• **GIVEN REQUEST**: Whenever a line below holds the word "technician", copy that line.

Lines of data
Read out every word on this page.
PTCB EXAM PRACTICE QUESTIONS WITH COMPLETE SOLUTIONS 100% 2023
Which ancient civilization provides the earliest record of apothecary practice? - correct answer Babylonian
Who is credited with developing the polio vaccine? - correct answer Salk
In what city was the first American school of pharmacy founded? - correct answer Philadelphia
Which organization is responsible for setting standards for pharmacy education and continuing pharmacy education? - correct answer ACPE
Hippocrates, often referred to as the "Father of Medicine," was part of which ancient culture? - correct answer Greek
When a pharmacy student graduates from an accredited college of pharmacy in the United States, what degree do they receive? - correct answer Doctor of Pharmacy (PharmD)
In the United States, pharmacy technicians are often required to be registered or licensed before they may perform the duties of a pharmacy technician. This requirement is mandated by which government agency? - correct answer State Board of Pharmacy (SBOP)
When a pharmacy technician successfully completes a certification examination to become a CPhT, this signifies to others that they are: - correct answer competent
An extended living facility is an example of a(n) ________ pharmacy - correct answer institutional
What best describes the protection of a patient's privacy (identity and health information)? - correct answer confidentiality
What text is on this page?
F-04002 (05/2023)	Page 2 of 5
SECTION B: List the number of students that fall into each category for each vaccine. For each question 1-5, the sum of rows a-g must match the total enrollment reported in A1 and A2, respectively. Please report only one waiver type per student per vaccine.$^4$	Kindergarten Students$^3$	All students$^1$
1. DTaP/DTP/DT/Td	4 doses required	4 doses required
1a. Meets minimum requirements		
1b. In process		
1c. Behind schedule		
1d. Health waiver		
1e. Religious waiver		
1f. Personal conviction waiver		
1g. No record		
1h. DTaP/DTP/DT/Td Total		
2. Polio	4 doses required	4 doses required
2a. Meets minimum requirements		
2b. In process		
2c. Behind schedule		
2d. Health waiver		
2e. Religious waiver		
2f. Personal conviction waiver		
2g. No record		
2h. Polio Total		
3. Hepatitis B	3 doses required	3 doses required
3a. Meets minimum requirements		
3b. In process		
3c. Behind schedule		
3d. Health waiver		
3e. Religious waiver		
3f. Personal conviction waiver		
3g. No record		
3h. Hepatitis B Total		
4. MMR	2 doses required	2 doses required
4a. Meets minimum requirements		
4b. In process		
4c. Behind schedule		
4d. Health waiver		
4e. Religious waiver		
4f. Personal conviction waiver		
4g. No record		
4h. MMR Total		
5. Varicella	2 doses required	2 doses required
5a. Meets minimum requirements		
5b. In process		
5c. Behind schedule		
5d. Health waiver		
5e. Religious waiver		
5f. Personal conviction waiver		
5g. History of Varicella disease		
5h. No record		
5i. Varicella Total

• **PROBLEM SOLUTION**:
In the United States, pharmacy technicians are often required to be registered or licensed before they may perform the duties of a pharmacy technician. This requirement is mandated by which government agency? - correct answer State Board of Pharmacy (SBOP)
When a pharmacy technician successfully completes a certification examination to become a CPhT, this signifies to others that they are: - correct answer competent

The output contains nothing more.